*WHAT YOU ARE ASKED TO DO*.
When you reproduce the entries below, keep each one exact and drop any pictures.

══ SUPPLIED MATERIAL

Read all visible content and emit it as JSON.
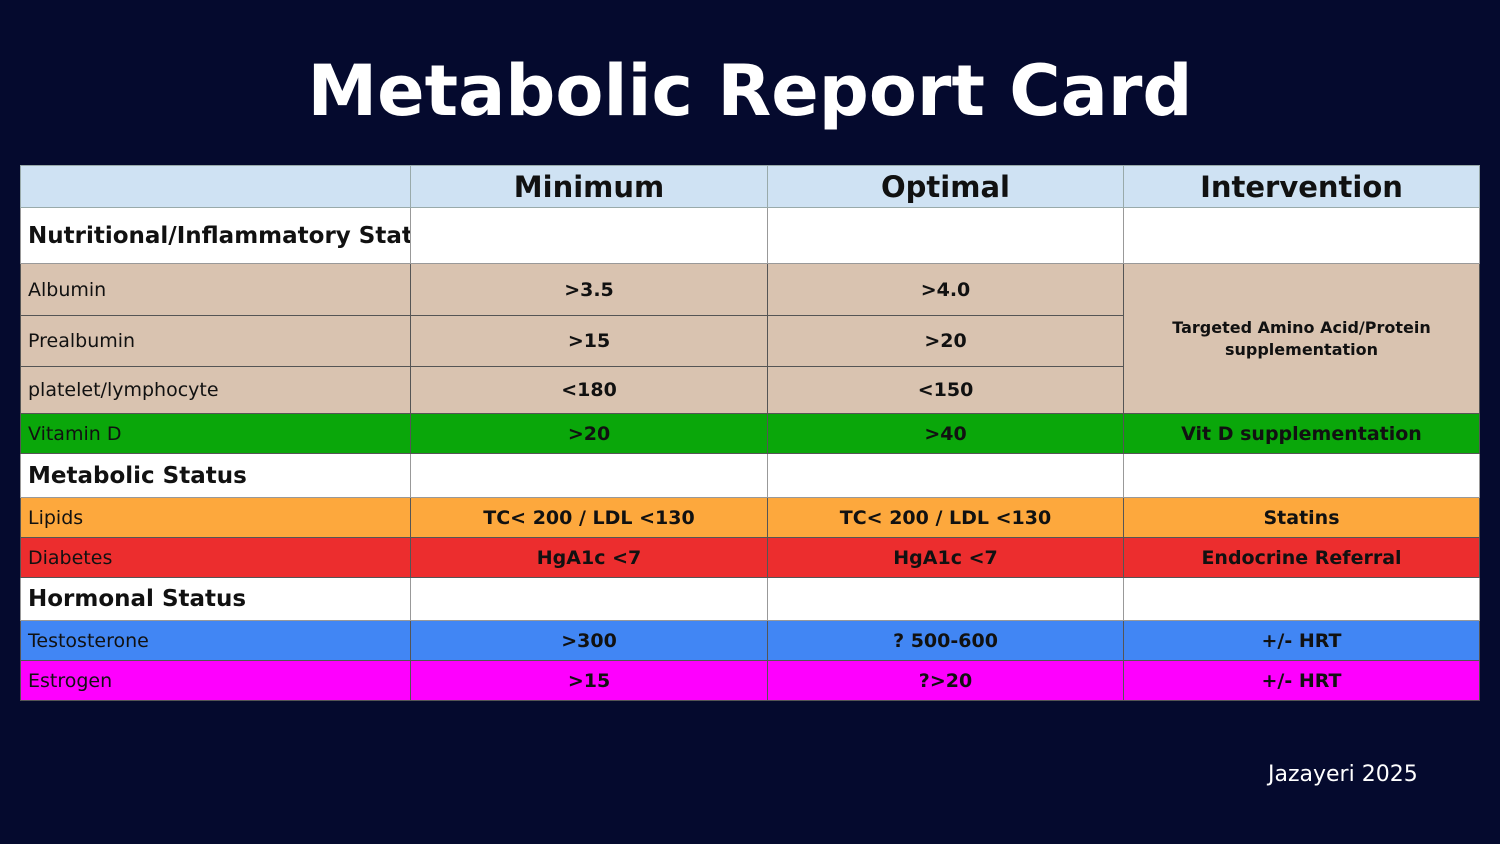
{
  "title": "Metabolic Report Card",
  "columns": [
    "",
    "Minimum",
    "Optimal",
    "Intervention"
  ],
  "sections": [
    {
      "label": "Nutritional/Inflammatory Status"
    },
    {
      "label": "Metabolic Status"
    },
    {
      "label": "Hormonal Status"
    }
  ],
  "rows": {
    "albumin": {
      "name": "Albumin",
      "min": ">3.5",
      "opt": ">4.0"
    },
    "prealbumin": {
      "name": "Prealbumin",
      "min": ">15",
      "opt": ">20"
    },
    "plr": {
      "name": "platelet/lymphocyte",
      "min": "<180",
      "opt": "<150"
    },
    "nutrition_intervention": "Targeted Amino Acid/Protein supplementation",
    "vitd": {
      "name": "Vitamin D",
      "min": ">20",
      "opt": ">40",
      "int": "Vit D supplementation"
    },
    "lipids": {
      "name": "Lipids",
      "min": "TC< 200 / LDL <130",
      "opt": "TC< 200 / LDL <130",
      "int": "Statins"
    },
    "diabetes": {
      "name": "Diabetes",
      "min": "HgA1c <7",
      "opt": "HgA1c <7",
      "int": "Endocrine Referral"
    },
    "testosterone": {
      "name": "Testosterone",
      "min": ">300",
      "opt": "? 500-600",
      "int": "+/- HRT"
    },
    "estrogen": {
      "name": "Estrogen",
      "min": ">15",
      "opt": "?>20",
      "int": "+/- HRT"
    }
  },
  "colors": {
    "background": "#050a2e",
    "header": "#cfe2f3",
    "nutrition": "#d9c3b0",
    "vitd": "#0aa70a",
    "lipids": "#fda83d",
    "diabetes": "#ec2d2e",
    "testosterone": "#4186f4",
    "estrogen": "#fe00fe"
  },
  "footer": "Jazayeri 2025"
}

════

*EXERCISE ANSWER*.
Read all visible content and emit it as JSON.
{
  "title": "Metabolic Report Card",
  "columns": [
    "",
    "Minimum",
    "Optimal",
    "Intervention"
  ],
  "sections": [
    {
      "label": "Nutritional/Inflammatory Status"
    },
    {
      "label": "Metabolic Status"
    },
    {
      "label": "Hormonal Status"
    }
  ],
  "rows": {
    "albumin": {
      "name": "Albumin",
      "min": ">3.5",
      "opt": ">4.0"
    },
    "prealbumin": {
      "name": "Prealbumin",
      "min": ">15",
      "opt": ">20"
    },
    "plr": {
      "name": "platelet/lymphocyte",
      "min": "<180",
      "opt": "<150"
    },
    "nutrition_intervention": "Targeted Amino Acid/Protein supplementation",
    "vitd": {
      "name": "Vitamin D",
      "min": ">20",
      "opt": ">40",
      "int": "Vit D supplementation"
    },
    "lipids": {
      "name": "Lipids",
      "min": "TC< 200 / LDL <130",
      "opt": "TC< 200 / LDL <130",
      "int": "Statins"
    },
    "diabetes": {
      "name": "Diabetes",
      "min": "HgA1c <7",
      "opt": "HgA1c <7",
      "int": "Endocrine Referral"
    },
    "testosterone": {
      "name": "Testosterone",
      "min": ">300",
      "opt": "? 500-600",
      "int": "+/- HRT"
    },
    "estrogen": {
      "name": "Estrogen",
      "min": ">15",
      "opt": "?>20",
      "int": "+/- HRT"
    }
  },
  "colors": {
    "background": "#050a2e",
    "header": "#cfe2f3",
    "nutrition": "#d9c3b0",
    "vitd": "#0aa70a",
    "lipids": "#fda83d",
    "diabetes": "#ec2d2e",
    "testosterone": "#4186f4",
    "estrogen": "#fe00fe"
  },
  "footer": "Jazayeri 2025"
}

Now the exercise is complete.